#### Requisitos da tarefa
De acordo com o trecho sobre o filme Kevin, em que país Joana Oliveira e Kevin Adweko estudaram juntas?

#### Trecho
Joana Oliveira e Kevin Adweko se conheceram vinte anos atrás, quando estudaram juntas na Alemanha. Depois, a brasileira e a ugandense voltaram para seus países de origem. Hoje, na casa dos 40 anos de idade, elas decidem se reencontrar. A viagem de Joana ao continente africano se torna a oportunidade de conversar sobre a passagem do tempo, a maternidade, os relacionamentos e o racismo.  

Crítica

Kevin (2021) impressiona desde a premissa. A diretora Joana Oliveira efetua uma viagem a Uganda para reencontrar Kevin Adweko, com quem estudou na Alemanha, 20 anos atrás. Por definição, viagens carregam uma finalidade: viaja-se para conhecer algum lugar, para experimentar algo, para fazer alguma atividade. A priori, a cineasta não possui outra intenção além do contato com a amiga, o que surpreende inclusive os amigos de Kevin. Joana não deseja fazer turismo, nem busca uma imersão na cultura ou história local. Muitas cenas se passam com ambas sentadas na sala de estar, ou dentro de um carro. O senso de espetáculo associado à descoberta de um país distante está ausente desta jornada íntima. O deslocamento servirá a expiar dores e obter certos aprendizados, no entanto, a narrativa nunca se encaminha com este propósito. A cineasta se desloca para se encontrar em casa: é curiosa a sensação de que, uma vez perto de Kevin, Joana está finalmente confortável. A imagem das duas mulheres cozinhando e cuidando de três crianças pequenas sugere uma configuração possível de família, formada por laços afetivos.

#### Registros
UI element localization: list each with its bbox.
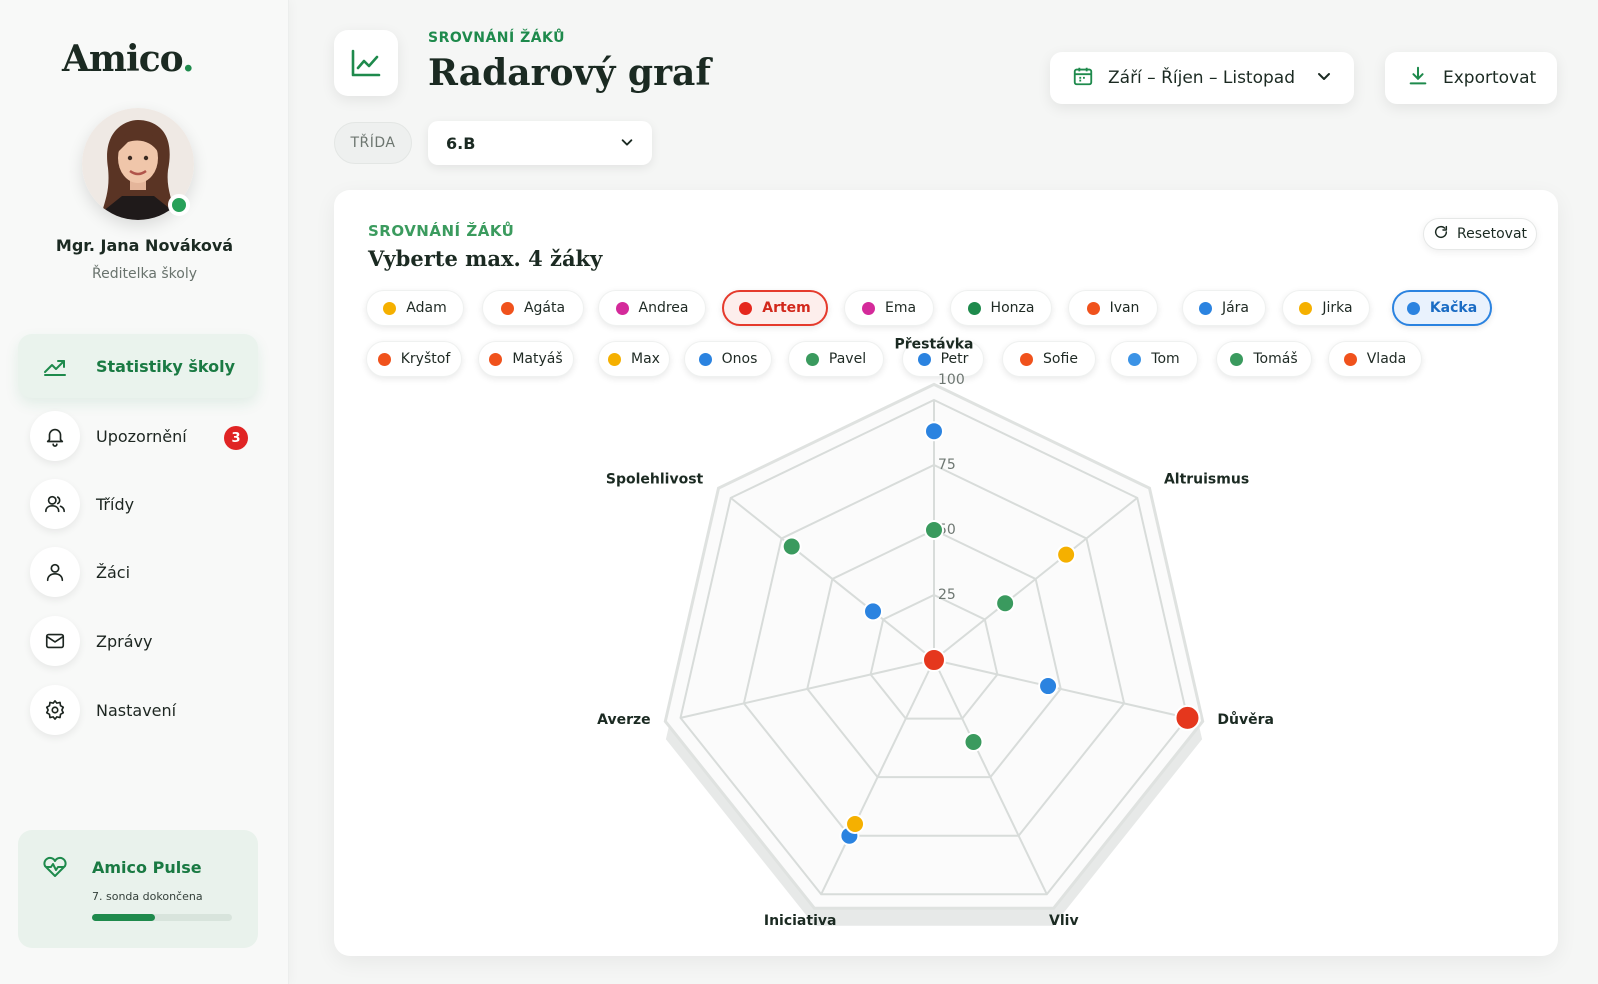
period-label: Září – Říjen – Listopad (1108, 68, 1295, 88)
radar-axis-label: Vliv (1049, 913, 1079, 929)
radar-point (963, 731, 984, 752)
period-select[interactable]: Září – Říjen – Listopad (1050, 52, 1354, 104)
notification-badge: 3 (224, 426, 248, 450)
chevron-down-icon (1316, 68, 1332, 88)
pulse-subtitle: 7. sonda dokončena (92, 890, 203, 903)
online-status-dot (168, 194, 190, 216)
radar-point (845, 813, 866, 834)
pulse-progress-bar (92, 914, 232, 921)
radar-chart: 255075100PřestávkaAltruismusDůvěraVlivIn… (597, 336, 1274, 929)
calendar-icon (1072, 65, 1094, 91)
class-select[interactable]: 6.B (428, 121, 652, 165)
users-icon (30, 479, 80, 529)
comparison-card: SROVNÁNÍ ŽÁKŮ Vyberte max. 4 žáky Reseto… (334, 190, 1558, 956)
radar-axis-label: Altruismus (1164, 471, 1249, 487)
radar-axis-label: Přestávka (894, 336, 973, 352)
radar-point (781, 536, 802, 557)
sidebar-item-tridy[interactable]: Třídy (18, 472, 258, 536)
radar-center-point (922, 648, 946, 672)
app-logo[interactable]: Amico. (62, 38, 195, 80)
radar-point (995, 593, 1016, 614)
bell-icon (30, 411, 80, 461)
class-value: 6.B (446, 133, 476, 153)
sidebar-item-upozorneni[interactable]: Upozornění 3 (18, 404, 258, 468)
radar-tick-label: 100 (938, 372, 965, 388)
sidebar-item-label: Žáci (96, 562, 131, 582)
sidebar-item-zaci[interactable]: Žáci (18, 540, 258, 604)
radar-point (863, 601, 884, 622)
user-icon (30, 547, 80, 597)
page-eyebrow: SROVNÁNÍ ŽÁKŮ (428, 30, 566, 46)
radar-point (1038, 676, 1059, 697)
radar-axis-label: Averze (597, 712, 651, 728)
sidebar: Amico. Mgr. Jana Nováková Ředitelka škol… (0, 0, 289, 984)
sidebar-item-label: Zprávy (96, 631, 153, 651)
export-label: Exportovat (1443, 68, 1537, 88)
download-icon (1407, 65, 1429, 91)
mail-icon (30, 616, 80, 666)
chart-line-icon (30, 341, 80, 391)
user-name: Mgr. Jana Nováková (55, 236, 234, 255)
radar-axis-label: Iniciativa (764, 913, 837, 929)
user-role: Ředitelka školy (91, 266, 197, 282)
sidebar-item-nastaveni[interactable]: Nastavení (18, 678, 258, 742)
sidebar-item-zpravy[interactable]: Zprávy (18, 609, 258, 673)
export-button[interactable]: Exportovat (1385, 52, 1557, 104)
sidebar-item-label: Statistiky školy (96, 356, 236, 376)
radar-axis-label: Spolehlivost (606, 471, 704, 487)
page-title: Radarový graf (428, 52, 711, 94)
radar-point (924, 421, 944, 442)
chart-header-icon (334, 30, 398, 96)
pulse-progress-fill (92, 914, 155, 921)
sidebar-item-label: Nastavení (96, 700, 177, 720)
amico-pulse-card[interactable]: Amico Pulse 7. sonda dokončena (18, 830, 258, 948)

#### Resultado
Na Alemanha.